┌──
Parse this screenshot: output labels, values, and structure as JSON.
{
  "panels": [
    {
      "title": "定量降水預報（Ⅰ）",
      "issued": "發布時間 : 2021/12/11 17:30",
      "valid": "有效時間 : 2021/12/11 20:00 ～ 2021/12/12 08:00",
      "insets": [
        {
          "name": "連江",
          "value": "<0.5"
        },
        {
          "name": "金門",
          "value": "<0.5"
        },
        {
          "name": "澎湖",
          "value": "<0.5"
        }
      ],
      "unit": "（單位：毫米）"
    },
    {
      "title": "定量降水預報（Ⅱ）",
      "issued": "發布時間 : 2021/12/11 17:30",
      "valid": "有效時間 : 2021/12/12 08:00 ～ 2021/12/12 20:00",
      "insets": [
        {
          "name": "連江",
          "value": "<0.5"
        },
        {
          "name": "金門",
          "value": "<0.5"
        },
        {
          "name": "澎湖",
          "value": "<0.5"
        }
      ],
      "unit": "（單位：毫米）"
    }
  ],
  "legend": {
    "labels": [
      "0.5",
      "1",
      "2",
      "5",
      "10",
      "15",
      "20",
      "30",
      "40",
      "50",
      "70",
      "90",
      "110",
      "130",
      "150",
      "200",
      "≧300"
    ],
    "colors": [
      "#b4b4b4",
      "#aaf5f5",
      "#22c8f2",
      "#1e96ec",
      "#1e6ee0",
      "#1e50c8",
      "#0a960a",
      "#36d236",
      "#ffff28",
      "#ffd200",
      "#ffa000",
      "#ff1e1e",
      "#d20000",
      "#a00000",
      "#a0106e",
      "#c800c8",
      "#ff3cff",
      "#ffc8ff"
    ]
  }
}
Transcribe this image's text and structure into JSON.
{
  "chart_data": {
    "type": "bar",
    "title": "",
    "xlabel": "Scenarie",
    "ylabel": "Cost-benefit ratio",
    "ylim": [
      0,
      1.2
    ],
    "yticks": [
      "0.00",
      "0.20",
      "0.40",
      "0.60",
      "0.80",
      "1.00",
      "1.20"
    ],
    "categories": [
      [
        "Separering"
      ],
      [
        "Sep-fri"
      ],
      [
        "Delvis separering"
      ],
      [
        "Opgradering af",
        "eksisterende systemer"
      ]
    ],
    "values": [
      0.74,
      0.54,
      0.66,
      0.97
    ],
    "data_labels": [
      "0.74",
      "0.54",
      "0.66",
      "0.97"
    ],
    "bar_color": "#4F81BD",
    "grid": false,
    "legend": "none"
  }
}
└──
[Your goal] Would you restate each of the entries word for word?

[Answer in full]
Parse this screenshot: output labels, values, and structure as JSON.
{
  "panels": [
    {
      "title": "定量降水預報（Ⅰ）",
      "issued": "發布時間 : 2021/12/11 17:30",
      "valid": "有效時間 : 2021/12/11 20:00 ～ 2021/12/12 08:00",
      "insets": [
        {
          "name": "連江",
          "value": "<0.5"
        },
        {
          "name": "金門",
          "value": "<0.5"
        },
        {
          "name": "澎湖",
          "value": "<0.5"
        }
      ],
      "unit": "（單位：毫米）"
    },
    {
      "title": "定量降水預報（Ⅱ）",
      "issued": "發布時間 : 2021/12/11 17:30",
      "valid": "有效時間 : 2021/12/12 08:00 ～ 2021/12/12 20:00",
      "insets": [
        {
          "name": "連江",
          "value": "<0.5"
        },
        {
          "name": "金門",
          "value": "<0.5"
        },
        {
          "name": "澎湖",
          "value": "<0.5"
        }
      ],
      "unit": "（單位：毫米）"
    }
  ],
  "legend": {
    "labels": [
      "0.5",
      "1",
      "2",
      "5",
      "10",
      "15",
      "20",
      "30",
      "40",
      "50",
      "70",
      "90",
      "110",
      "130",
      "150",
      "200",
      "≧300"
    ],
    "colors": [
      "#b4b4b4",
      "#aaf5f5",
      "#22c8f2",
      "#1e96ec",
      "#1e6ee0",
      "#1e50c8",
      "#0a960a",
      "#36d236",
      "#ffff28",
      "#ffd200",
      "#ffa000",
      "#ff1e1e",
      "#d20000",
      "#a00000",
      "#a0106e",
      "#c800c8",
      "#ff3cff",
      "#ffc8ff"
    ]
  }
}
Transcribe this image's text and structure into JSON.
{
  "chart_data": {
    "type": "bar",
    "title": "",
    "xlabel": "Scenarie",
    "ylabel": "Cost-benefit ratio",
    "ylim": [
      0,
      1.2
    ],
    "yticks": [
      "0.00",
      "0.20",
      "0.40",
      "0.60",
      "0.80",
      "1.00",
      "1.20"
    ],
    "categories": [
      [
        "Separering"
      ],
      [
        "Sep-fri"
      ],
      [
        "Delvis separering"
      ],
      [
        "Opgradering af",
        "eksisterende systemer"
      ]
    ],
    "values": [
      0.74,
      0.54,
      0.66,
      0.97
    ],
    "data_labels": [
      "0.74",
      "0.54",
      "0.66",
      "0.97"
    ],
    "bar_color": "#4F81BD",
    "grid": false,
    "legend": "none"
  }
}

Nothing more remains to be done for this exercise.